Verbatim output of all the material below is required.
## BEGIN Data
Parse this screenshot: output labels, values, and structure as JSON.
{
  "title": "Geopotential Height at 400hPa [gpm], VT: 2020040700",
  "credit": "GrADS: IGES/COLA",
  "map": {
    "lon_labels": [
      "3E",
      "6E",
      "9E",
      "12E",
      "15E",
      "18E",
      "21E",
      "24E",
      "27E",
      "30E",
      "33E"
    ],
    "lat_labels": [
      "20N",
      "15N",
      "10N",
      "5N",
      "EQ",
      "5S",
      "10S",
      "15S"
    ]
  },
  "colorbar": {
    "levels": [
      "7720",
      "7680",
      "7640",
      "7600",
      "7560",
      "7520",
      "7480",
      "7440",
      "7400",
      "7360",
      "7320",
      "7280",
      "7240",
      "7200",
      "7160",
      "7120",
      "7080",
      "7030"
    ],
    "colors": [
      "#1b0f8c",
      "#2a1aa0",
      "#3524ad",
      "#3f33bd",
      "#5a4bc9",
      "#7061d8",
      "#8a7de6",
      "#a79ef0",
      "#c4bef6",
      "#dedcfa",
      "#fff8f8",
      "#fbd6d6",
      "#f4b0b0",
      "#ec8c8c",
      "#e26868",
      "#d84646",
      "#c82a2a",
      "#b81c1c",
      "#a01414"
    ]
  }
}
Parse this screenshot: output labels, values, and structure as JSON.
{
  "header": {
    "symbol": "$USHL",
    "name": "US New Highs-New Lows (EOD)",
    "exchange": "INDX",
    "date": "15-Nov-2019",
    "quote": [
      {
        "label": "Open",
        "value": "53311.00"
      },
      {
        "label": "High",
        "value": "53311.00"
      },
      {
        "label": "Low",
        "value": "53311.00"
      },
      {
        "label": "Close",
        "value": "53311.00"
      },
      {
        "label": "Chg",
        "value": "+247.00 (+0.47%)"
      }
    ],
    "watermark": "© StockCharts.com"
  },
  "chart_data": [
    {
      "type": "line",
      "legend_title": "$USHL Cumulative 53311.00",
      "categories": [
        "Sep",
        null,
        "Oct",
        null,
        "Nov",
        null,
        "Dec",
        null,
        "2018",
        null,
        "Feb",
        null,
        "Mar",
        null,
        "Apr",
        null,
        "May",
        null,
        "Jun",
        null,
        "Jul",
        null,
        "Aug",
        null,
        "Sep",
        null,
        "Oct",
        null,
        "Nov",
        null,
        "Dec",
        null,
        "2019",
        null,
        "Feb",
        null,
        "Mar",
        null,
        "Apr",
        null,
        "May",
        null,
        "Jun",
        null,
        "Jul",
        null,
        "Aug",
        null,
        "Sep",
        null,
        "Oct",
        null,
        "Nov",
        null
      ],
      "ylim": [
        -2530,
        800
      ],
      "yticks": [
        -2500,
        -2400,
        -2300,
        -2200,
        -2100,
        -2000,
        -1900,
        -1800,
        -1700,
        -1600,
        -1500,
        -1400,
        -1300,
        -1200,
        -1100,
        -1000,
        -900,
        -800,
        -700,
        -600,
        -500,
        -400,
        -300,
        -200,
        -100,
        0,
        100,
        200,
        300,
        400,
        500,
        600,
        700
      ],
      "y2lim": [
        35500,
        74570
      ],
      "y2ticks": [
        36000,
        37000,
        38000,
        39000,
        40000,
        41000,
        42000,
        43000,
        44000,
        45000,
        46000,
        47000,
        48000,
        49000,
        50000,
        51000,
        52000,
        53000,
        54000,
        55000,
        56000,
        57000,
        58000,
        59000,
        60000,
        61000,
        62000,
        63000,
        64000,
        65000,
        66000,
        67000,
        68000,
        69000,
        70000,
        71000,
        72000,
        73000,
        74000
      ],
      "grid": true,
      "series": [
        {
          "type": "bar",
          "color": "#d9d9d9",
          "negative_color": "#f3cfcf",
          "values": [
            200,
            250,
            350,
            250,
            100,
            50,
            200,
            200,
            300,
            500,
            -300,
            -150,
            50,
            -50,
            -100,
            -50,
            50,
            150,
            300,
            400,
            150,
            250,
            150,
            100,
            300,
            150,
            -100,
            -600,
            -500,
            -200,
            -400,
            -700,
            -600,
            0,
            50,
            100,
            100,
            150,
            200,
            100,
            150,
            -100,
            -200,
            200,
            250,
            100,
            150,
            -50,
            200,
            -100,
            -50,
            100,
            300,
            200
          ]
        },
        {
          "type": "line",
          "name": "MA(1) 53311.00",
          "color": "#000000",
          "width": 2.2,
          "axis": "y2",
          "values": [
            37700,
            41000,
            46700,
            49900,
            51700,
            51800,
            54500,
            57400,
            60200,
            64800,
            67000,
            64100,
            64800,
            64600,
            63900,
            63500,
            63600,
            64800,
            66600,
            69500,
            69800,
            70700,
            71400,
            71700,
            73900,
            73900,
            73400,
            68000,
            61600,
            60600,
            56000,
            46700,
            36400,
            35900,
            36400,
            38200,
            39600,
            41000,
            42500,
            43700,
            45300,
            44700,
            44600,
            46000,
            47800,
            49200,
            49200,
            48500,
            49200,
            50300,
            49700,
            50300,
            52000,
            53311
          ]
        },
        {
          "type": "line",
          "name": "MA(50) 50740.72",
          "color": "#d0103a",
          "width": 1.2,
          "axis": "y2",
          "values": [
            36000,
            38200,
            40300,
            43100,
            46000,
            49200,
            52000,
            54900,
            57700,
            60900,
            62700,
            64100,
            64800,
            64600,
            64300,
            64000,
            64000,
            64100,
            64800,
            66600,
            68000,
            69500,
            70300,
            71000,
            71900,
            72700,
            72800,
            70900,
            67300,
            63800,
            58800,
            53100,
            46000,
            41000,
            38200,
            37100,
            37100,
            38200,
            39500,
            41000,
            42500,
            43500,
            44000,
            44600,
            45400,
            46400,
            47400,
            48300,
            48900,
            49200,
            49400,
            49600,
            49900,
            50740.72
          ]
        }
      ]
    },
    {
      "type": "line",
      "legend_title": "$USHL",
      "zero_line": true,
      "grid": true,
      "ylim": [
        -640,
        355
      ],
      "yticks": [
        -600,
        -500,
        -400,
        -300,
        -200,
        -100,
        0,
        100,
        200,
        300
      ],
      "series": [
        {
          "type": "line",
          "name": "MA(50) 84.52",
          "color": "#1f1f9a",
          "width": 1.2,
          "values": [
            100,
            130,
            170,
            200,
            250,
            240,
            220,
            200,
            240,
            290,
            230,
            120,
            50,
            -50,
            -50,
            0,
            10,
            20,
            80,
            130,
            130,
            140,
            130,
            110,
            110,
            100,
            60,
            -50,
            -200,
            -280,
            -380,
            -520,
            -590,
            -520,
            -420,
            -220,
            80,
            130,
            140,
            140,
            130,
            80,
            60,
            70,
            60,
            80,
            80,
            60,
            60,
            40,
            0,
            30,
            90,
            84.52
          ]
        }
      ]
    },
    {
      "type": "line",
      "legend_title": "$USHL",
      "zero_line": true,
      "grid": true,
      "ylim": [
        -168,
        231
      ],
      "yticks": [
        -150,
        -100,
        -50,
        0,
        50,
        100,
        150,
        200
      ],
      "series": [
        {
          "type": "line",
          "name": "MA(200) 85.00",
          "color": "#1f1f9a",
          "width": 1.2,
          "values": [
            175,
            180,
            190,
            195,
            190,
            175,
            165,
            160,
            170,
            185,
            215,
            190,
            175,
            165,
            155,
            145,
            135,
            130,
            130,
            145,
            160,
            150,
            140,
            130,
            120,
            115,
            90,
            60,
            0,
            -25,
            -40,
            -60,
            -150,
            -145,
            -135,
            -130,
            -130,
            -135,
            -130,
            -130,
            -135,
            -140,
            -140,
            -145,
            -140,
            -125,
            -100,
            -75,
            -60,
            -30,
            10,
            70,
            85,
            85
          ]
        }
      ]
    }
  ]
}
## END Data
### Output of the exercise:
Parse this screenshot: output labels, values, and structure as JSON.
{
  "title": "Geopotential Height at 400hPa [gpm], VT: 2020040700",
  "credit": "GrADS: IGES/COLA",
  "map": {
    "lon_labels": [
      "3E",
      "6E",
      "9E",
      "12E",
      "15E",
      "18E",
      "21E",
      "24E",
      "27E",
      "30E",
      "33E"
    ],
    "lat_labels": [
      "20N",
      "15N",
      "10N",
      "5N",
      "EQ",
      "5S",
      "10S",
      "15S"
    ]
  },
  "colorbar": {
    "levels": [
      "7720",
      "7680",
      "7640",
      "7600",
      "7560",
      "7520",
      "7480",
      "7440",
      "7400",
      "7360",
      "7320",
      "7280",
      "7240",
      "7200",
      "7160",
      "7120",
      "7080",
      "7030"
    ],
    "colors": [
      "#1b0f8c",
      "#2a1aa0",
      "#3524ad",
      "#3f33bd",
      "#5a4bc9",
      "#7061d8",
      "#8a7de6",
      "#a79ef0",
      "#c4bef6",
      "#dedcfa",
      "#fff8f8",
      "#fbd6d6",
      "#f4b0b0",
      "#ec8c8c",
      "#e26868",
      "#d84646",
      "#c82a2a",
      "#b81c1c",
      "#a01414"
    ]
  }
}
Parse this screenshot: output labels, values, and structure as JSON.
{
  "header": {
    "symbol": "$USHL",
    "name": "US New Highs-New Lows (EOD)",
    "exchange": "INDX",
    "date": "15-Nov-2019",
    "quote": [
      {
        "label": "Open",
        "value": "53311.00"
      },
      {
        "label": "High",
        "value": "53311.00"
      },
      {
        "label": "Low",
        "value": "53311.00"
      },
      {
        "label": "Close",
        "value": "53311.00"
      },
      {
        "label": "Chg",
        "value": "+247.00 (+0.47%)"
      }
    ],
    "watermark": "© StockCharts.com"
  },
  "chart_data": [
    {
      "type": "line",
      "legend_title": "$USHL Cumulative 53311.00",
      "categories": [
        "Sep",
        null,
        "Oct",
        null,
        "Nov",
        null,
        "Dec",
        null,
        "2018",
        null,
        "Feb",
        null,
        "Mar",
        null,
        "Apr",
        null,
        "May",
        null,
        "Jun",
        null,
        "Jul",
        null,
        "Aug",
        null,
        "Sep",
        null,
        "Oct",
        null,
        "Nov",
        null,
        "Dec",
        null,
        "2019",
        null,
        "Feb",
        null,
        "Mar",
        null,
        "Apr",
        null,
        "May",
        null,
        "Jun",
        null,
        "Jul",
        null,
        "Aug",
        null,
        "Sep",
        null,
        "Oct",
        null,
        "Nov",
        null
      ],
      "ylim": [
        -2530,
        800
      ],
      "yticks": [
        -2500,
        -2400,
        -2300,
        -2200,
        -2100,
        -2000,
        -1900,
        -1800,
        -1700,
        -1600,
        -1500,
        -1400,
        -1300,
        -1200,
        -1100,
        -1000,
        -900,
        -800,
        -700,
        -600,
        -500,
        -400,
        -300,
        -200,
        -100,
        0,
        100,
        200,
        300,
        400,
        500,
        600,
        700
      ],
      "y2lim": [
        35500,
        74570
      ],
      "y2ticks": [
        36000,
        37000,
        38000,
        39000,
        40000,
        41000,
        42000,
        43000,
        44000,
        45000,
        46000,
        47000,
        48000,
        49000,
        50000,
        51000,
        52000,
        53000,
        54000,
        55000,
        56000,
        57000,
        58000,
        59000,
        60000,
        61000,
        62000,
        63000,
        64000,
        65000,
        66000,
        67000,
        68000,
        69000,
        70000,
        71000,
        72000,
        73000,
        74000
      ],
      "grid": true,
      "series": [
        {
          "type": "bar",
          "color": "#d9d9d9",
          "negative_color": "#f3cfcf",
          "values": [
            200,
            250,
            350,
            250,
            100,
            50,
            200,
            200,
            300,
            500,
            -300,
            -150,
            50,
            -50,
            -100,
            -50,
            50,
            150,
            300,
            400,
            150,
            250,
            150,
            100,
            300,
            150,
            -100,
            -600,
            -500,
            -200,
            -400,
            -700,
            -600,
            0,
            50,
            100,
            100,
            150,
            200,
            100,
            150,
            -100,
            -200,
            200,
            250,
            100,
            150,
            -50,
            200,
            -100,
            -50,
            100,
            300,
            200
          ]
        },
        {
          "type": "line",
          "name": "MA(1) 53311.00",
          "color": "#000000",
          "width": 2.2,
          "axis": "y2",
          "values": [
            37700,
            41000,
            46700,
            49900,
            51700,
            51800,
            54500,
            57400,
            60200,
            64800,
            67000,
            64100,
            64800,
            64600,
            63900,
            63500,
            63600,
            64800,
            66600,
            69500,
            69800,
            70700,
            71400,
            71700,
            73900,
            73900,
            73400,
            68000,
            61600,
            60600,
            56000,
            46700,
            36400,
            35900,
            36400,
            38200,
            39600,
            41000,
            42500,
            43700,
            45300,
            44700,
            44600,
            46000,
            47800,
            49200,
            49200,
            48500,
            49200,
            50300,
            49700,
            50300,
            52000,
            53311
          ]
        },
        {
          "type": "line",
          "name": "MA(50) 50740.72",
          "color": "#d0103a",
          "width": 1.2,
          "axis": "y2",
          "values": [
            36000,
            38200,
            40300,
            43100,
            46000,
            49200,
            52000,
            54900,
            57700,
            60900,
            62700,
            64100,
            64800,
            64600,
            64300,
            64000,
            64000,
            64100,
            64800,
            66600,
            68000,
            69500,
            70300,
            71000,
            71900,
            72700,
            72800,
            70900,
            67300,
            63800,
            58800,
            53100,
            46000,
            41000,
            38200,
            37100,
            37100,
            38200,
            39500,
            41000,
            42500,
            43500,
            44000,
            44600,
            45400,
            46400,
            47400,
            48300,
            48900,
            49200,
            49400,
            49600,
            49900,
            50740.72
          ]
        }
      ]
    },
    {
      "type": "line",
      "legend_title": "$USHL",
      "zero_line": true,
      "grid": true,
      "ylim": [
        -640,
        355
      ],
      "yticks": [
        -600,
        -500,
        -400,
        -300,
        -200,
        -100,
        0,
        100,
        200,
        300
      ],
      "series": [
        {
          "type": "line",
          "name": "MA(50) 84.52",
          "color": "#1f1f9a",
          "width": 1.2,
          "values": [
            100,
            130,
            170,
            200,
            250,
            240,
            220,
            200,
            240,
            290,
            230,
            120,
            50,
            -50,
            -50,
            0,
            10,
            20,
            80,
            130,
            130,
            140,
            130,
            110,
            110,
            100,
            60,
            -50,
            -200,
            -280,
            -380,
            -520,
            -590,
            -520,
            -420,
            -220,
            80,
            130,
            140,
            140,
            130,
            80,
            60,
            70,
            60,
            80,
            80,
            60,
            60,
            40,
            0,
            30,
            90,
            84.52
          ]
        }
      ]
    },
    {
      "type": "line",
      "legend_title": "$USHL",
      "zero_line": true,
      "grid": true,
      "ylim": [
        -168,
        231
      ],
      "yticks": [
        -150,
        -100,
        -50,
        0,
        50,
        100,
        150,
        200
      ],
      "series": [
        {
          "type": "line",
          "name": "MA(200) 85.00",
          "color": "#1f1f9a",
          "width": 1.2,
          "values": [
            175,
            180,
            190,
            195,
            190,
            175,
            165,
            160,
            170,
            185,
            215,
            190,
            175,
            165,
            155,
            145,
            135,
            130,
            130,
            145,
            160,
            150,
            140,
            130,
            120,
            115,
            90,
            60,
            0,
            -25,
            -40,
            -60,
            -150,
            -145,
            -135,
            -130,
            -130,
            -135,
            -130,
            -130,
            -135,
            -140,
            -140,
            -145,
            -140,
            -125,
            -100,
            -75,
            -60,
            -30,
            10,
            70,
            85,
            85
          ]
        }
      ]
    }
  ]
}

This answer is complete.